* **課題 1**
一覧の「y-axis-label: count: [10, 930, 30, 976]」を含む行から「histogram-bar: [1218, 1139, 1263, 1157]」を含む行までを、1行を1つの文字列とするJSONリストにして示してください。両端の行も含め、空行は除きます。

* **読解文**

>>>

電解加工は、その加工精度により2種類の方法があります。

1. 通常の電解加工 (ECM) 

電解液中にワーク金属を正極、工具である電極を負極とし、その電極間隔を非常に近い距離 (通常0.02~0.7mm) に保って電解液中で加工する方法です。 その加工速度はきわめて早く、数10秒で完了します。

加工可能な金属は、従来では加工が難しい高硬度材も可能です。 また、今まで切削加工が難しい複雑な形状や穴加工を、高精度で加工できます。

2. パルス電源を使用した精密電解加工 (PECM) 

工具電極のフラッシング動作とパルス電源を組み合わせた精密電解加工 (PECM) は、更なる高精度加工が実用化されています。

この方法は、電極をワークに近づける時に電極またはワークを高速で上下振動させ、スラッジ等の生成物を高速で排出して、常に新しい電解液を供給する方式です。この際、パルス電源によりワークー電極間の距離は数10μ前後で精密コントロールされます。

電解加工の特徴

1. 複雑形状の加工が可能

電解加工は、他の機械加工では困難な複雑輪郭や空洞の加工ができます。

2. 加工速度が速い

難切削材では他の機械加工に比べ、非常に早く加工できます。

3. 非接触加工

非接触で加工するので、加工物に機械応力や熱応力がかからないメリットがあります。

4. 鏡面仕上げ

電解加工は、化学反応による加工なので、表面仕上げを鏡面にすることが可能です。

5. 硬脆材料の加工が可能

機械加工では加工の困難な硬脆材料の加工ができます。硬脆材料は超硬合金・セラミックス・石英ガラス、単結晶シリコン、ジルコニアなど硬く脆い材料です。

電解加工のその他情報

1. 電解加工のデメリット

電解加工に使用する電解液は、均一性を保つのが困難なので、加工精度が不安定なのがデメリットです。また、加工物と電極との距離の検出が難しく、さらに機器に耐食性の処置が必要になります。また、生成物に毒性がある場合もあります。

2. 電解加工の電解液

電解液は、電気を流す役目がある他、加工物の冷却を行います。また、液量が少ないと、仕上がりにばらつきが出る可能性があり、逆に多すぎると、変色の原因になります。適切な液量を保って加工を行う必要があります。

電解液には、「中性塩溶液」「酸溶液」「アルカリ溶液」の3種類が使われます。

中性塩溶液
最も多く使われる電解液です。アルカリ溶液に比べて電導度は低いが、腐食度が低く、大部分の金属材料に使用されます。一般的に使用されるのは、塩化ナトリウム電解液です。この電解液は液中濃度を均一にしにくいため、加工精度が良くないことが発生します。

塩素酸ナトリウムや硝酸ナトリウムを電解液に使用する場合もあります。しかし、加工精度は向上しますが、電流効率が低下するため、消費電力が増加します。

酸溶液
酸溶液は、取り扱いに注意が必要であり、特殊な場合に使用される電解液です。電導度は比較的高いですが、腐食性が強く、長時間使用すると電導度が減少します。

アルカリ溶液
アルカリ溶液は、超硬合金の加工用の電解液です。タングステンやモリブデンなどの加工に使用されます。超硬合金に対しては、中性塩溶液に比べて質の良い仕上がりとなります。

一般的な金属には、加工時に不溶解の生成物が発生して、加工物の溶出を妨げるため、使用されません。

<<<

[要素配置データ]

>>>

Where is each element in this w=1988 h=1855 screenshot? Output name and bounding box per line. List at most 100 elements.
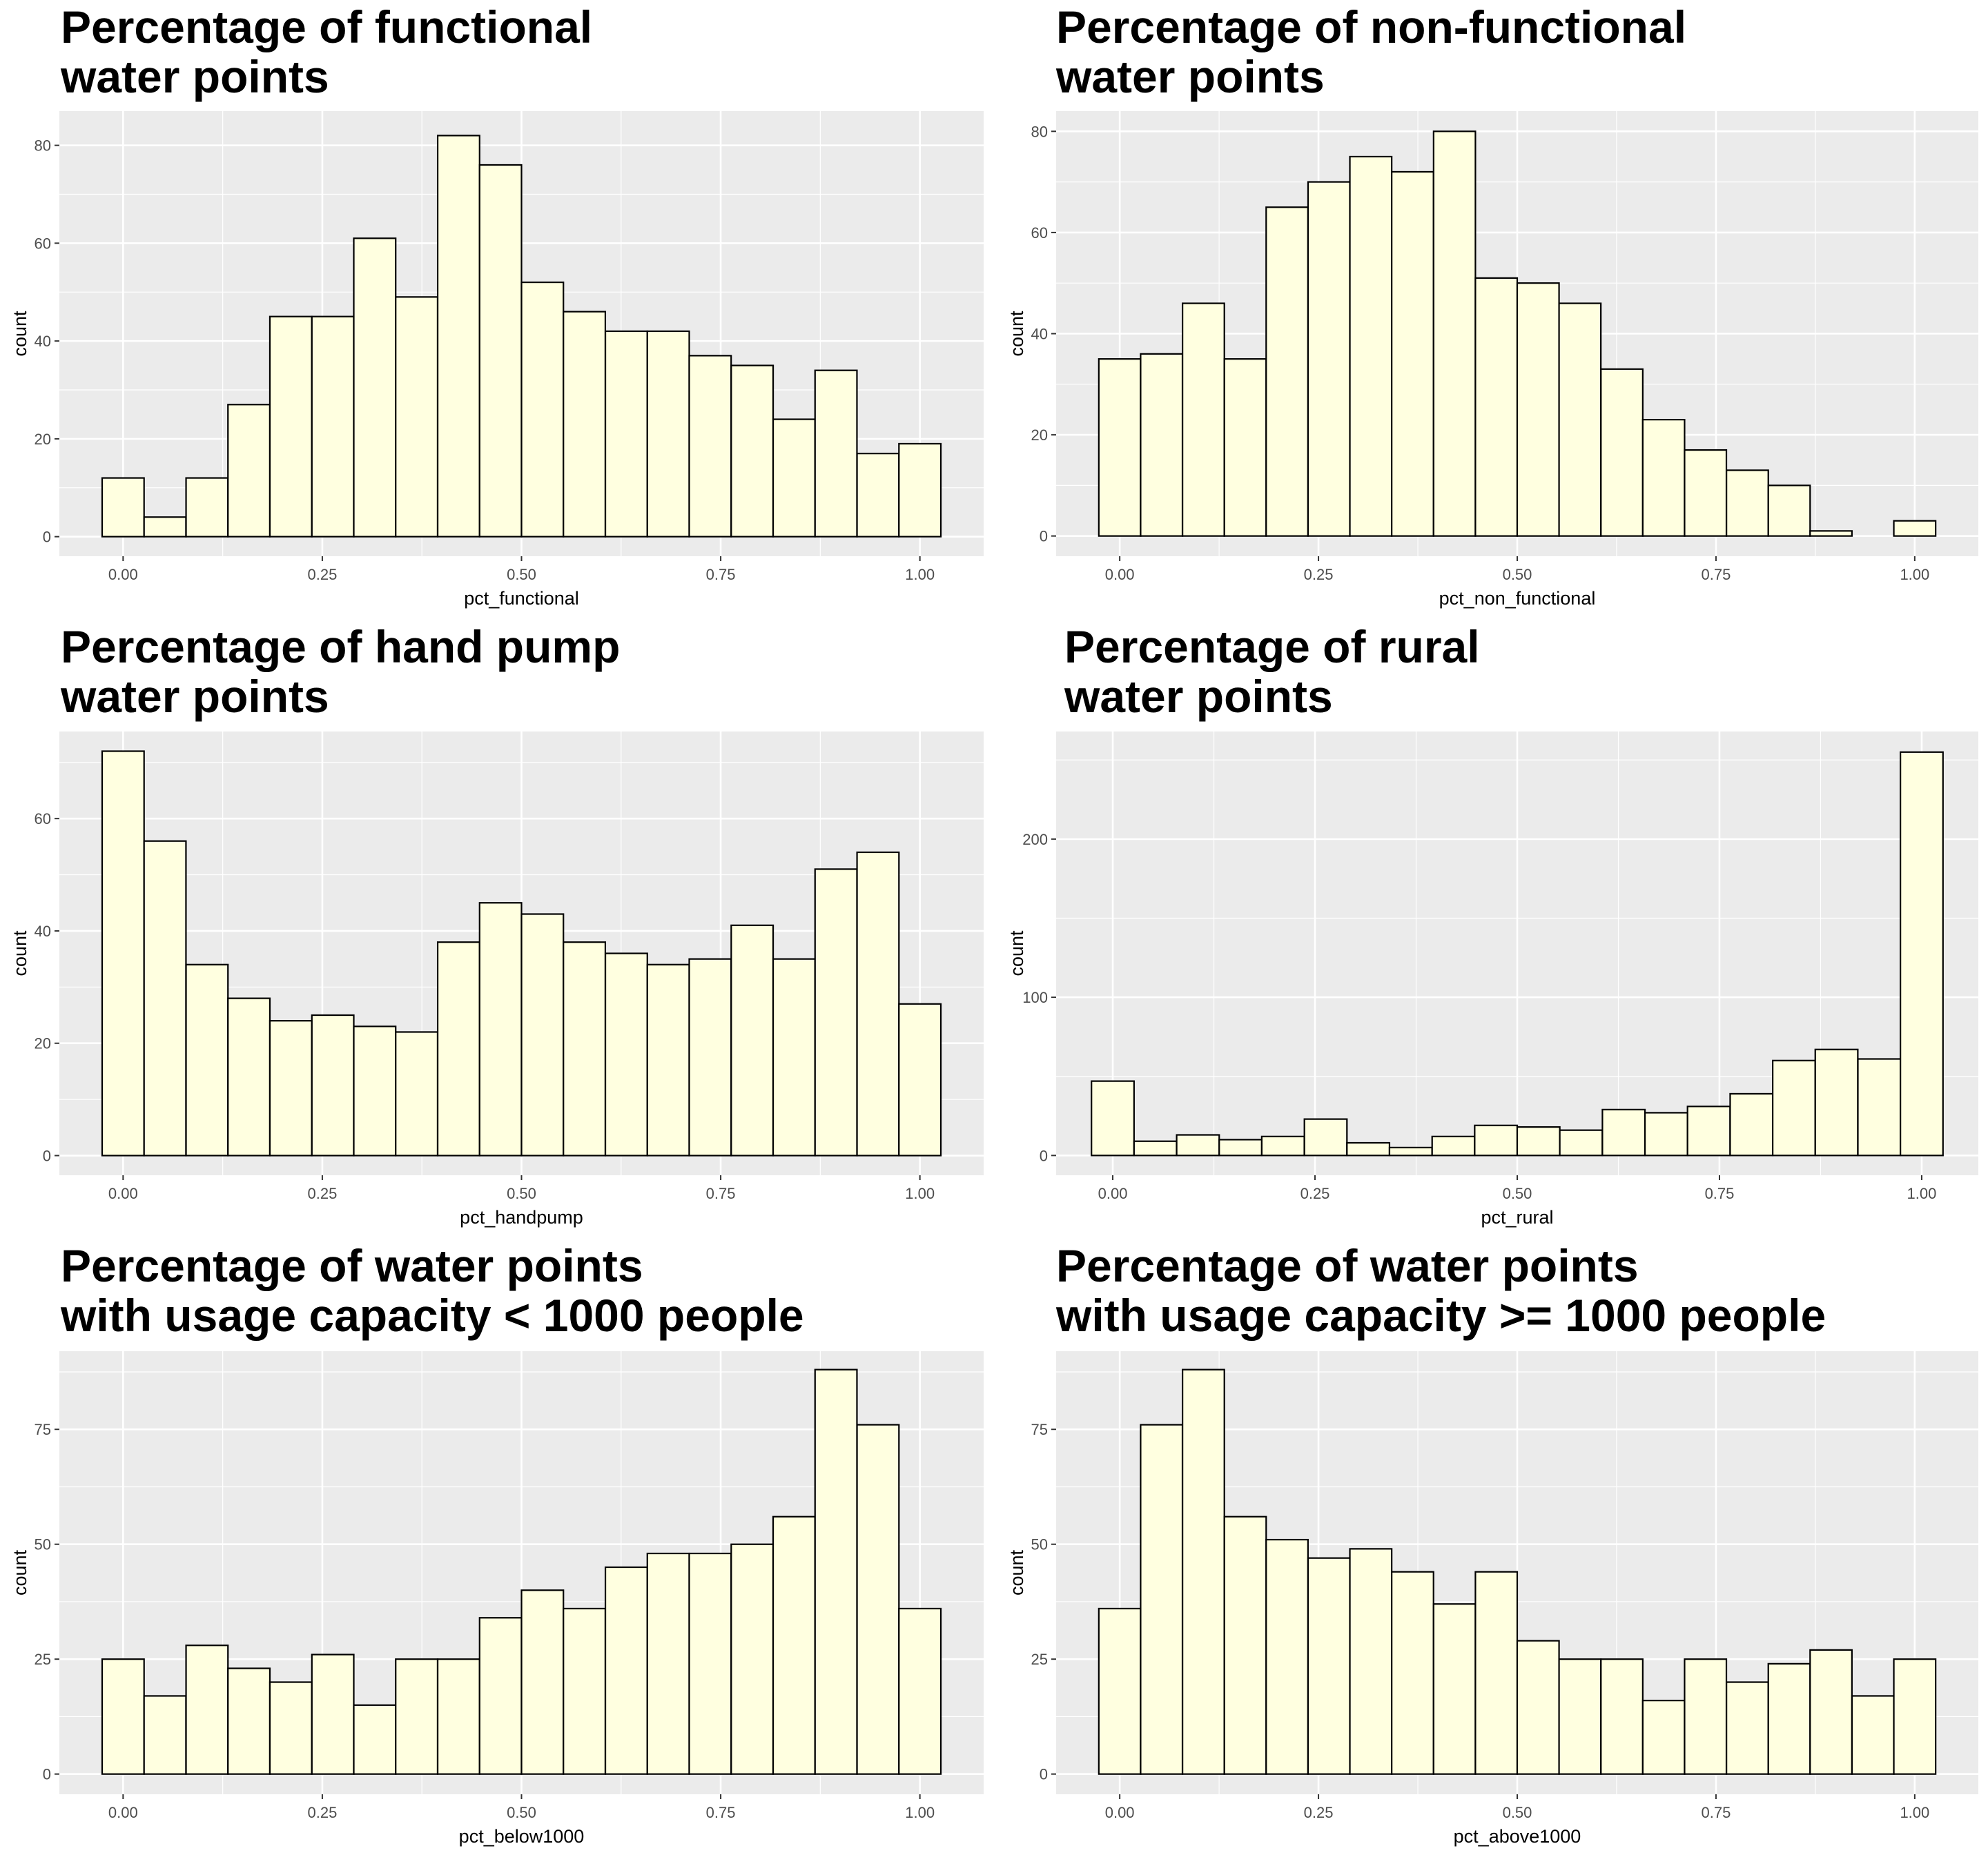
y-axis-label: count: [10, 930, 30, 976]
histogram-bar: [1600, 368, 1644, 537]
histogram-bar: [646, 330, 690, 538]
y-tick-label: 75: [35, 1421, 51, 1438]
y-axis-label: count: [1006, 930, 1027, 976]
histogram-bar: [101, 477, 145, 538]
histogram-bar: [814, 369, 858, 538]
histogram-bar: [1260, 1135, 1305, 1157]
chart-title-line: water points: [1055, 51, 1325, 102]
histogram-bar: [227, 997, 271, 1157]
x-tick-label: 0.75: [1702, 1804, 1731, 1821]
y-tick-label: 0: [43, 529, 51, 546]
histogram-bar: [436, 135, 480, 538]
histogram-bar: [1474, 1571, 1519, 1775]
histogram-bar: [185, 477, 229, 538]
histogram-bar: [1726, 469, 1769, 537]
histogram-bar: [1218, 1139, 1263, 1157]
y-axis-label: count: [1006, 1549, 1027, 1596]
histogram-bar: [563, 941, 607, 1157]
y-tick-label: 20: [35, 431, 51, 448]
x-axis-label: pct_functional: [464, 588, 579, 609]
y-tick-label: 40: [1031, 326, 1048, 343]
x-tick-label: 0.00: [1105, 566, 1135, 583]
x-tick-label: 0.75: [706, 1804, 736, 1821]
histogram-bar: [646, 963, 690, 1157]
histogram-bar: [1091, 1080, 1135, 1157]
histogram-bar: [436, 941, 480, 1157]
histogram-bar: [478, 902, 523, 1157]
histogram-bar: [353, 1025, 397, 1157]
x-tick-label: 0.00: [1105, 1804, 1135, 1821]
x-tick-label: 1.00: [905, 566, 935, 583]
histogram-bar: [898, 1607, 942, 1775]
y-axis-label: count: [10, 311, 30, 357]
histogram-bar: [814, 868, 858, 1157]
histogram-bar: [311, 315, 355, 538]
x-tick-label: 0.50: [1503, 1185, 1532, 1202]
histogram-bar: [1391, 1571, 1434, 1775]
histogram-bar: [1809, 1649, 1853, 1775]
x-tick-label: 1.00: [1907, 1185, 1937, 1202]
x-axis-label: pct_above1000: [1454, 1826, 1581, 1847]
histogram-bar: [143, 1695, 187, 1775]
y-tick-label: 60: [1031, 224, 1048, 242]
histogram-bar: [520, 913, 565, 1157]
histogram-bar: [688, 355, 732, 538]
histogram-bar: [1684, 1658, 1728, 1775]
chart-title-line: Percentage of water points: [1056, 1240, 1639, 1291]
histogram-bar: [353, 237, 397, 538]
x-tick-label: 0.25: [308, 566, 338, 583]
histogram-bar: [1388, 1146, 1433, 1157]
histogram-bar: [898, 442, 942, 538]
x-tick-label: 0.00: [108, 1185, 138, 1202]
histogram-bar: [395, 296, 439, 538]
histogram-bar: [478, 164, 523, 538]
histogram-bar: [1474, 1124, 1519, 1157]
histogram-bar: [269, 1681, 313, 1775]
x-tick-label: 0.50: [1503, 566, 1532, 583]
x-tick-label: 0.25: [308, 1804, 338, 1821]
histogram-bar: [1558, 302, 1602, 537]
histogram-bar: [227, 1667, 271, 1775]
histogram-bar: [1893, 1658, 1937, 1775]
y-tick-label: 40: [35, 923, 51, 940]
histogram-bar: [730, 1543, 774, 1775]
chart-title-line: with usage capacity >= 1000 people: [1055, 1290, 1826, 1341]
histogram-bar: [227, 404, 271, 538]
histogram-bar: [1133, 1140, 1178, 1157]
x-axis-label: pct_below1000: [459, 1826, 585, 1847]
histogram-bar: [1307, 181, 1351, 537]
histogram-bar: [1686, 1106, 1731, 1157]
x-tick-label: 0.50: [507, 1185, 536, 1202]
y-tick-label: 100: [1022, 989, 1048, 1006]
histogram-bar: [1349, 155, 1393, 537]
histogram-bar: [1644, 1112, 1688, 1157]
histogram-bar: [730, 924, 774, 1157]
histogram-bar: [772, 958, 816, 1157]
histogram-bar: [898, 1003, 942, 1157]
y-tick-label: 80: [35, 137, 51, 155]
histogram-bar: [1726, 1681, 1769, 1775]
histogram-bar: [101, 750, 145, 1157]
y-tick-label: 20: [35, 1035, 51, 1052]
histogram-bar: [311, 1653, 355, 1775]
histogram-bar: [1140, 353, 1184, 537]
histogram-bar: [1303, 1118, 1348, 1157]
x-tick-label: 0.50: [507, 566, 536, 583]
histogram-bar: [1516, 1126, 1561, 1157]
histogram-bar: [1431, 1135, 1476, 1157]
y-tick-label: 60: [35, 810, 51, 827]
histogram-bar: [1391, 170, 1434, 537]
x-tick-label: 1.00: [1900, 1804, 1929, 1821]
histogram-bar: [395, 1658, 439, 1775]
histogram-bar: [185, 963, 229, 1157]
histogram-bar: [772, 418, 816, 538]
y-tick-label: 200: [1022, 831, 1048, 848]
histogram-bar: [101, 1658, 145, 1775]
chart-title-line: water points: [60, 671, 329, 722]
histogram-bar: [1140, 1424, 1184, 1775]
histogram-bar: [1851, 1695, 1895, 1775]
histogram-bar: [604, 1566, 648, 1775]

<<<

* **課題 2**
電解加工の文章から、「1. 電解加工のデメリット」から「て加工を行う必要があります。」までをそのまま引用してください。

* **正解出力 1**
[
  "y-axis-label: count: [10, 930, 30, 976]",
  "histogram-bar: [1600, 368, 1644, 537]",
  "histogram-bar: [646, 330, 690, 538]",
  "y-tick-label: 75: [35, 1421, 51, 1438]",
  "y-axis-label: count: [1006, 930, 1027, 976]",
  "histogram-bar: [101, 477, 145, 538]",
  "histogram-bar: [814, 369, 858, 538]",
  "histogram-bar: [1260, 1135, 1305, 1157]",
  "chart-title-line: water points: [1055, 51, 1325, 102]",
  "histogram-bar: [227, 997, 271, 1157]",
  "x-tick-label: 0.75: [1702, 1804, 1731, 1821]",
  "y-tick-label: 0: [43, 529, 51, 546]",
  "histogram-bar: [436, 135, 480, 538]",
  "histogram-bar: [1474, 1571, 1519, 1775]",
  "histogram-bar: [185, 477, 229, 538]",
  "histogram-bar: [1726, 469, 1769, 537]",
  "histogram-bar: [1218, 1139, 1263, 1157]"
]

* **正解出力 2**
1. 電解加工のデメリット

電解加工に使用する電解液は、均一性を保つのが困難なので、加工精度が不安定なのがデメリットです。また、加工物と電極との距離の検出が難しく、さらに機器に耐食性の処置が必要になります。また、生成物に毒性がある場合もあります。

2. 電解加工の電解液

電解液は、電気を流す役目がある他、加工物の冷却を行います。また、液量が少ないと、仕上がりにばらつきが出る可能性があり、逆に多すぎると、変色の原因になります。適切な液量を保って加工を行う必要があります。